[EXTRACTED INFORMATION start]

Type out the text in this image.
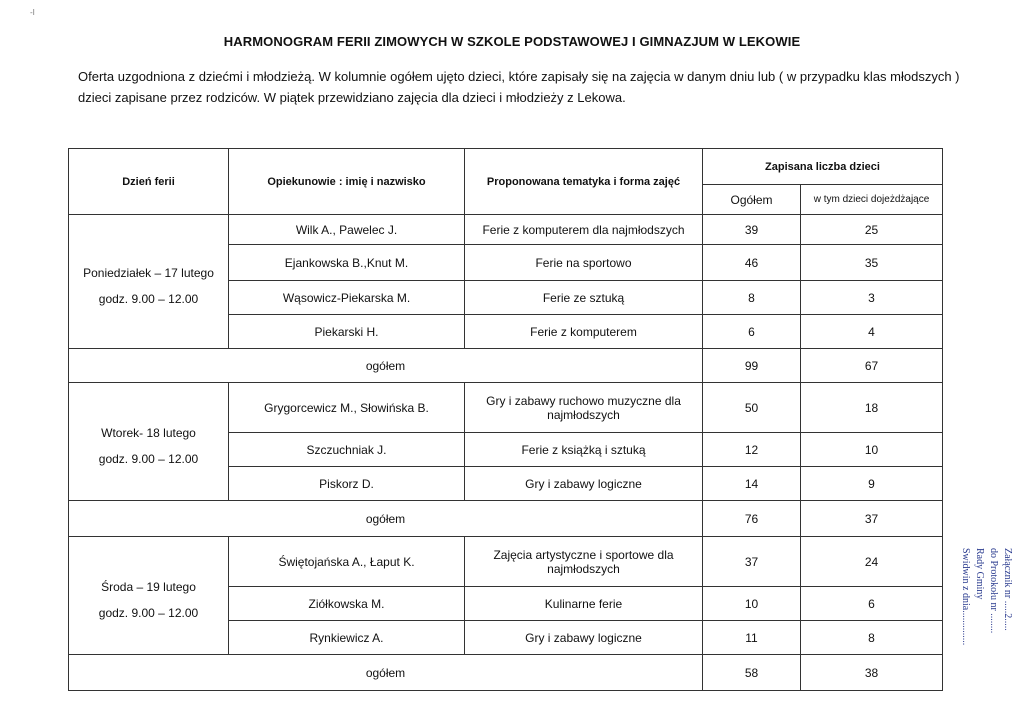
-I
HARMONOGRAM FERII ZIMOWYCH W SZKOLE PODSTAWOWEJ I GIMNAZJUM W LEKOWIE
Oferta uzgodniona z dziećmi i młodzieżą. W kolumnie ogółem ujęto dzieci, które zapisały się na zajęcia w danym dniu lub ( w przypadku klas młodszych ) dzieci zapisane przez rodziców. W piątek przewidziano zajęcia dla dzieci i młodzieży z Lekowa.
Dzień ferii	Opiekunowie : imię i nazwisko	Proponowana tematyka i forma zajęć	Zapisana liczba dzieci	
			Ogółem	w tym dzieci dojeżdżające

Poniedziałek – 17 lutego
godz. 9.00 – 12.00	Wilk A., Pawelec J.	Ferie z komputerem dla najmłodszych	39	25
	Ejankowska B.,Knut M.	Ferie na sportowo	46	35
	Wąsowicz-Piekarska M.	Ferie ze sztuką	8	3
	Piekarski H.	Ferie z komputerem	6	4
ogółem			99	67

Wtorek- 18 lutego
godz. 9.00 – 12.00	Grygorcewicz M., Słowińska B.	Gry i zabawy ruchowo muzyczne dla najmłodszych	50	18
	Szczuchniak J.	Ferie z książką i sztuką	12	10
	Piskorz D.	Gry i zabawy logiczne	14	9
ogółem			76	37

Środa – 19 lutego
godz. 9.00 – 12.00	Świętojańska A., Łaput K.	Zajęcia artystyczne i sportowe dla najmłodszych	37	24
	Ziółkowska M.	Kulinarne ferie	10	6
	Rynkiewicz A.	Gry i zabawy logiczne	11	8
ogółem			58	38
Załącznik nr .....2.....
do Protokołu nr ........
Rady Gminy
Swidwin z dnia..............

[EXTRACTED INFORMATION end]

:: PROBLEM STATEMENT ::
From the listing above, pick out every line containing "komputerem".

:: SOLUTION FOR THIS TASK ::
godz. 9.00 – 12.00	Wilk A., Pawelec J.	Ferie z komputerem dla najmłodszych	39	25
	Piekarski H.	Ferie z komputerem	6	4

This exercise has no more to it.